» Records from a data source
──────────
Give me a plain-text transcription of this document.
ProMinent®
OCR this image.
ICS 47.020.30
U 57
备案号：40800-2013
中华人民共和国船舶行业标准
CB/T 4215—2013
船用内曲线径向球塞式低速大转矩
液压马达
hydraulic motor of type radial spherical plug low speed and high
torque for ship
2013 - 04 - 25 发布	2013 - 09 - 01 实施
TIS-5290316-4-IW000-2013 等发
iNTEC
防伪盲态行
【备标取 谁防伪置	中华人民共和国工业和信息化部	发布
──────────
All of the data needs to be printed once more, exactly.

Give me a plain-text transcription of this document.
ProMinent®
OCR this image.
ICS 47.020.30
U 57
备案号：40800-2013
中华人民共和国船舶行业标准
CB/T 4215—2013
船用内曲线径向球塞式低速大转矩
液压马达
hydraulic motor of type radial spherical plug low speed and high
torque for ship
2013 - 04 - 25 发布	2013 - 09 - 01 实施
TIS-5290316-4-IW000-2013 等发
iNTEC
防伪盲态行
【备标取 谁防伪置	中华人民共和国工业和信息化部	发布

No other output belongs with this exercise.